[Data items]
* START *

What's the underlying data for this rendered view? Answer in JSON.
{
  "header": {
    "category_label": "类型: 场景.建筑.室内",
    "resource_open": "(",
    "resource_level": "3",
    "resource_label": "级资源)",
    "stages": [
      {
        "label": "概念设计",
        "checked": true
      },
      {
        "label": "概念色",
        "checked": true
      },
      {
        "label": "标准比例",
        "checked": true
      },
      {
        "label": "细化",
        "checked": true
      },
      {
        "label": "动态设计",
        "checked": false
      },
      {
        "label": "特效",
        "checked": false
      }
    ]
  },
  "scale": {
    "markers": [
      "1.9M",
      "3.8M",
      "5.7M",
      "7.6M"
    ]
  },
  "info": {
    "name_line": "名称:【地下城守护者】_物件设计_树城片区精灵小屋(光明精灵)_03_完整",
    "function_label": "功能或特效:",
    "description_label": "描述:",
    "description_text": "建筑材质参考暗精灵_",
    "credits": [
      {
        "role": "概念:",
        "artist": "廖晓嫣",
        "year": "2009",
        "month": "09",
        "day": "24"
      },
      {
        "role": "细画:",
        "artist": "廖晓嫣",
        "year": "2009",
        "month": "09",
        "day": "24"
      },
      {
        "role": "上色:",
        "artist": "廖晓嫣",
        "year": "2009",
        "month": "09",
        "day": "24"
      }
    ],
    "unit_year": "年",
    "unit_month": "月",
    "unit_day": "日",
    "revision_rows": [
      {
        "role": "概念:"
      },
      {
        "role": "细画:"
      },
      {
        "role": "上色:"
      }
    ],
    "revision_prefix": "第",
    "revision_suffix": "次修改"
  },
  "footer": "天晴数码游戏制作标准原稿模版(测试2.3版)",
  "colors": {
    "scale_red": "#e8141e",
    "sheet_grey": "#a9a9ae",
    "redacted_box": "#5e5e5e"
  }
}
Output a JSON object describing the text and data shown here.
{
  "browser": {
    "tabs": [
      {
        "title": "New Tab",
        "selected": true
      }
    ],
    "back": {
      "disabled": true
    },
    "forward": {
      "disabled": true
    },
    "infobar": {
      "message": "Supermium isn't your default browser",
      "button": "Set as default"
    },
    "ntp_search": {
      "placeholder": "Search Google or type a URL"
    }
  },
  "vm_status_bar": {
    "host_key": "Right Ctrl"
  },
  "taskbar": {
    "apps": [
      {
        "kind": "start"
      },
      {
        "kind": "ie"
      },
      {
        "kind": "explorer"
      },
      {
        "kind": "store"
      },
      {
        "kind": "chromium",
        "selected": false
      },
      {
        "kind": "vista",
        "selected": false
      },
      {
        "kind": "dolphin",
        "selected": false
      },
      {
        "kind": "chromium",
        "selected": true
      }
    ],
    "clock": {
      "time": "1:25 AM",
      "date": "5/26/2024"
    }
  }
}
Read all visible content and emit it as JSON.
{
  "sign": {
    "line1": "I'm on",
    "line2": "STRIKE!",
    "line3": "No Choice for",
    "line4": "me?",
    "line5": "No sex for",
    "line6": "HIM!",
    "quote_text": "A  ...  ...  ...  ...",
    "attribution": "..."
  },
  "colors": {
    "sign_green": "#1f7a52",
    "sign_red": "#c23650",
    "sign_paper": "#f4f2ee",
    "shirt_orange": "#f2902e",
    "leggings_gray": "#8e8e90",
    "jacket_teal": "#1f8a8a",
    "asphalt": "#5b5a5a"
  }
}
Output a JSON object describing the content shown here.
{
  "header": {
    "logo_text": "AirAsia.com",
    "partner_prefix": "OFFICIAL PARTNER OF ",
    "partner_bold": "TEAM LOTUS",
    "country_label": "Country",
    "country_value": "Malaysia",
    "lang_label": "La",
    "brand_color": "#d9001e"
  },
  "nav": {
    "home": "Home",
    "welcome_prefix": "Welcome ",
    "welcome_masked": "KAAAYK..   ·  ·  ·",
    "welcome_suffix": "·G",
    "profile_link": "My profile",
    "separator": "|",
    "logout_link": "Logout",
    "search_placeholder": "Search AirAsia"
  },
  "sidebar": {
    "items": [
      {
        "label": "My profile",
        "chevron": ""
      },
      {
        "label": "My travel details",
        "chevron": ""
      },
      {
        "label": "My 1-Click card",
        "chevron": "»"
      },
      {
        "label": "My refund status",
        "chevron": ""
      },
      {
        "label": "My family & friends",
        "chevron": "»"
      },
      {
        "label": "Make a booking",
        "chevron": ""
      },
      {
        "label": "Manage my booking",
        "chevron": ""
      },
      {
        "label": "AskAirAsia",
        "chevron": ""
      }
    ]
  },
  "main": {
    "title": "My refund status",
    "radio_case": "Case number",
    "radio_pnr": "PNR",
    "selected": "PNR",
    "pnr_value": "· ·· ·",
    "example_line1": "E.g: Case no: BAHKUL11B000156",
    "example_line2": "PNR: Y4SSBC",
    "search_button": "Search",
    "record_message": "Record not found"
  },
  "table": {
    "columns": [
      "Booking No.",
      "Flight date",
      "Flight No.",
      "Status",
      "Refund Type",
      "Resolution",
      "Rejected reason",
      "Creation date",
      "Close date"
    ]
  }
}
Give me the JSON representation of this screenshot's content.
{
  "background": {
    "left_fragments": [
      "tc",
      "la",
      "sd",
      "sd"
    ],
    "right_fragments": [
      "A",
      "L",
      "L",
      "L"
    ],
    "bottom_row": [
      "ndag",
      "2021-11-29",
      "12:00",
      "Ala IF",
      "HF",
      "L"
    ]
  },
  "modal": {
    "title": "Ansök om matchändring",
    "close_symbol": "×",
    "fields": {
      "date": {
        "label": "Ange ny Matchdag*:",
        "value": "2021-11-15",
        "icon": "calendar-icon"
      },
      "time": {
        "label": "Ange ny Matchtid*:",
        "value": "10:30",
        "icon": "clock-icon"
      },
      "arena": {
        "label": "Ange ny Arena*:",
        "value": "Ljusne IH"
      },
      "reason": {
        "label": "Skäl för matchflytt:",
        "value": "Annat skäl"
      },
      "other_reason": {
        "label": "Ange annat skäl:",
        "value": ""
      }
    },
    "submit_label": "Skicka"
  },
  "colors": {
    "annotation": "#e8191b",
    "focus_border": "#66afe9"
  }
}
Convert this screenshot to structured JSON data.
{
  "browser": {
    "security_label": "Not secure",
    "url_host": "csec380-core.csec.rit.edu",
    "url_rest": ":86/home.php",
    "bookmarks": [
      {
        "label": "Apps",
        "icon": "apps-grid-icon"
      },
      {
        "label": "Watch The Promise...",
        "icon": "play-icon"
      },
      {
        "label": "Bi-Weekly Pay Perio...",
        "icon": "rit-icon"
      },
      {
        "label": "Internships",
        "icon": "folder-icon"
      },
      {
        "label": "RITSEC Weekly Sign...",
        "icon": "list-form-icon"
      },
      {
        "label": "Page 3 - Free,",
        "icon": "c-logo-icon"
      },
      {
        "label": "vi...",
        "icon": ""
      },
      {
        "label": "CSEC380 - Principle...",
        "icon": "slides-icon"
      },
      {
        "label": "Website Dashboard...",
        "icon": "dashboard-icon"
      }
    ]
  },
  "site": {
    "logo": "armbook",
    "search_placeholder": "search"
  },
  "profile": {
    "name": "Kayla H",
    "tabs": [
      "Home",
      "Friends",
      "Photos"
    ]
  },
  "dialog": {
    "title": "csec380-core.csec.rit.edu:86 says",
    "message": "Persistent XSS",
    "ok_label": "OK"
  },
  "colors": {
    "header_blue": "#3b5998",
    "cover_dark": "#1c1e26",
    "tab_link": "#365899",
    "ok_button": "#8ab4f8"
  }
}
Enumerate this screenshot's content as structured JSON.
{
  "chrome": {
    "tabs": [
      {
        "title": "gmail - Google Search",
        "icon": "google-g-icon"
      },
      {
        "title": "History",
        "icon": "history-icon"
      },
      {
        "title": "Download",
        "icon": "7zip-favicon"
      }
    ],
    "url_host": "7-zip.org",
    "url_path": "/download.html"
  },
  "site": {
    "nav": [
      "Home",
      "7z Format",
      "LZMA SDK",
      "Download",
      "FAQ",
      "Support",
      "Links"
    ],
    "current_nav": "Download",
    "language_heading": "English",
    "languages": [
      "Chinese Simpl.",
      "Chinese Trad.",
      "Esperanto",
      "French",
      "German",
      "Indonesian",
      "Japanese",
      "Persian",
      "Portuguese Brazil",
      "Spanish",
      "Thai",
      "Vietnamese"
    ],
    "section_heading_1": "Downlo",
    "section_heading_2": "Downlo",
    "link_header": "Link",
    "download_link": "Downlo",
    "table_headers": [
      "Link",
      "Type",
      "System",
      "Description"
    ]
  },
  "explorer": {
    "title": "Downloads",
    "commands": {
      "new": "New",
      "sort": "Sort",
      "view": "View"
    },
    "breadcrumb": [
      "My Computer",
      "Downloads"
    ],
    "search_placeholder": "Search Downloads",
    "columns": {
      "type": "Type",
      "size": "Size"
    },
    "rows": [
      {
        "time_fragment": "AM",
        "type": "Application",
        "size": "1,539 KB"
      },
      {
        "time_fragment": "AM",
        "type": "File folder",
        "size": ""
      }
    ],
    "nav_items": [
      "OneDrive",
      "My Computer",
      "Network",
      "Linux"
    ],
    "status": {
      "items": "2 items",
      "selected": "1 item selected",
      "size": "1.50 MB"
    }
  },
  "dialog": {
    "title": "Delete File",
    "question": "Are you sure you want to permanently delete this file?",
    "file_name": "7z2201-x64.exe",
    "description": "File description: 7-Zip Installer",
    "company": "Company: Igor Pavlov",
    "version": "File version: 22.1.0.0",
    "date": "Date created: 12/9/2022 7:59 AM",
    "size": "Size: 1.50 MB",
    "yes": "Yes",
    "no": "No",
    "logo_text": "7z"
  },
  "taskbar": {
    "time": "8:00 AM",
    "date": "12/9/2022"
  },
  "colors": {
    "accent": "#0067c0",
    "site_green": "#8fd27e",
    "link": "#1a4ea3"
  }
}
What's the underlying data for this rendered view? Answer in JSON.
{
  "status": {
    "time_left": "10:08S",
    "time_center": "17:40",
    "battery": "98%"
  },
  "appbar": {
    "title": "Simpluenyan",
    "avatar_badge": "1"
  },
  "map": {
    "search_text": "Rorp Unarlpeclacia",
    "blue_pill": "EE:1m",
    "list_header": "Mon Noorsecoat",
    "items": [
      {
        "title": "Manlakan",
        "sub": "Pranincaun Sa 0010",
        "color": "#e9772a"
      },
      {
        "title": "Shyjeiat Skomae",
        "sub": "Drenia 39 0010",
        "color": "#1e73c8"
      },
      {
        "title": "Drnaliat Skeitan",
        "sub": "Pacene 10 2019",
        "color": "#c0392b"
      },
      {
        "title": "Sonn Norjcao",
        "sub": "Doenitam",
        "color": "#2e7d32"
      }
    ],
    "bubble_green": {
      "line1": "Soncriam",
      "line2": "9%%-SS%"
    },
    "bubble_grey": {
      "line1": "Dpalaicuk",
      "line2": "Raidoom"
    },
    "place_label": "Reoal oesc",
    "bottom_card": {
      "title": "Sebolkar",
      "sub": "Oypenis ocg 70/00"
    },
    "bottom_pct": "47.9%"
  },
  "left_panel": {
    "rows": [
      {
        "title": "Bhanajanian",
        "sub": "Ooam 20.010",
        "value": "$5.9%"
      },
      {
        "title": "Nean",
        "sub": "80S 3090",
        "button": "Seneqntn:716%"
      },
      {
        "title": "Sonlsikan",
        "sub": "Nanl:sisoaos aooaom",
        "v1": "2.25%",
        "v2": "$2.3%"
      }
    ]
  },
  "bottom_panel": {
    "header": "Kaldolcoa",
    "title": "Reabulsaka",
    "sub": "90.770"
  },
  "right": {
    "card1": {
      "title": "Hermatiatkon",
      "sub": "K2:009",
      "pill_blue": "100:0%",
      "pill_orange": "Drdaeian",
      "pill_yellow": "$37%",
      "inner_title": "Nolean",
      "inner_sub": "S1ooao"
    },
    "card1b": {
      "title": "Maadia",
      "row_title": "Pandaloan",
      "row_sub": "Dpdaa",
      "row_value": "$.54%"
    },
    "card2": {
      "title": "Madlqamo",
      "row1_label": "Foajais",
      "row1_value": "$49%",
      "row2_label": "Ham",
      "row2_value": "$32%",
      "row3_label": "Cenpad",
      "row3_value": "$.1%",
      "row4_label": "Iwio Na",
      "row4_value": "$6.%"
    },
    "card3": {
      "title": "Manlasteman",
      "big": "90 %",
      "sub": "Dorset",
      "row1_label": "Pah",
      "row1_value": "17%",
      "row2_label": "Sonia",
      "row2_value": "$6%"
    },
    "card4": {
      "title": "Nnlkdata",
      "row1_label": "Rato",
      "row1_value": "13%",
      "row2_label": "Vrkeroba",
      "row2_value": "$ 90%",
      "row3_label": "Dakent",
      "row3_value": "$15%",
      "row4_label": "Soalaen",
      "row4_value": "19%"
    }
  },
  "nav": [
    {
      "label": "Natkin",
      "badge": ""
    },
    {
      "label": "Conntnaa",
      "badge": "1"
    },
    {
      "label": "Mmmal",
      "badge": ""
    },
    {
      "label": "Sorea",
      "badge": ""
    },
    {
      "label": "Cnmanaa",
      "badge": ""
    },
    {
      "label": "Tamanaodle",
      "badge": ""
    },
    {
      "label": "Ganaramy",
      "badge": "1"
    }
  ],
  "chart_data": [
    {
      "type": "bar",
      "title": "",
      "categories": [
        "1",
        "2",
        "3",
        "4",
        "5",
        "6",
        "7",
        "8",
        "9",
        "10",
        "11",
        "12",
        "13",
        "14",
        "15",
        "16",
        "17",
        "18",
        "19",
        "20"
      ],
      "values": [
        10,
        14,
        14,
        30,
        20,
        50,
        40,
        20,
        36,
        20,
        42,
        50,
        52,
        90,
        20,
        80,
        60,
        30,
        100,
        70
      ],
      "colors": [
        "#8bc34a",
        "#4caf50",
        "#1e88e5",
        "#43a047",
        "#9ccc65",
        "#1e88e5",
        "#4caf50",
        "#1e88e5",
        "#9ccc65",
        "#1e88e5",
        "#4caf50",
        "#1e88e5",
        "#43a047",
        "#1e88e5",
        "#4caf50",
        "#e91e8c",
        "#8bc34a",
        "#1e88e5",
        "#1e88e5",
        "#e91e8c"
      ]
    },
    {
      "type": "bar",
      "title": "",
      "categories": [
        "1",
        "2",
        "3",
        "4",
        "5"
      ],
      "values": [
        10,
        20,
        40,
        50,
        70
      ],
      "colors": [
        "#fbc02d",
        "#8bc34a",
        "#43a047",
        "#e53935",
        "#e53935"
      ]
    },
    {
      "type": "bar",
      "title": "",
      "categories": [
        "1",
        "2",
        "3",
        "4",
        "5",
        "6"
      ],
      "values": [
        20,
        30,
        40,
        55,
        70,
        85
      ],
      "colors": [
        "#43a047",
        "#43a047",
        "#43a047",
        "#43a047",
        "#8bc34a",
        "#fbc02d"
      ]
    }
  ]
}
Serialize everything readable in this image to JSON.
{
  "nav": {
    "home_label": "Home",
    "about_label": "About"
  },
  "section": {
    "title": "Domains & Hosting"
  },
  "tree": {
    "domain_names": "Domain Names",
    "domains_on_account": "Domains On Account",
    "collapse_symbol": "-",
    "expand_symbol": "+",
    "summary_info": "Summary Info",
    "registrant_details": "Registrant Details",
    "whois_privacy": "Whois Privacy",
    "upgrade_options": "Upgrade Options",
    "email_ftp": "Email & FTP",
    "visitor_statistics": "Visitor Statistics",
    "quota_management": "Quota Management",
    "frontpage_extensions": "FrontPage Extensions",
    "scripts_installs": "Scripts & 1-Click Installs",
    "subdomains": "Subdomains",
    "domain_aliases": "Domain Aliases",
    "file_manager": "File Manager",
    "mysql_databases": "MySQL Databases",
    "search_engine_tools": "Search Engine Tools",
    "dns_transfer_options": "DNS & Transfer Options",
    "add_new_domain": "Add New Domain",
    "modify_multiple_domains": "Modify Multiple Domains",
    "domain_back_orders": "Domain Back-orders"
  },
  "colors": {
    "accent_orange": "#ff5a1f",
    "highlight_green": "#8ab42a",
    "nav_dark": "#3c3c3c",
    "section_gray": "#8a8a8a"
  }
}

* END *

--- Exercise objective ---
Look through the material above and pick out each line holding the word "profile".

--- The output ---
    "profile_link": "My profile",
        "label": "My profile",
  "profile": {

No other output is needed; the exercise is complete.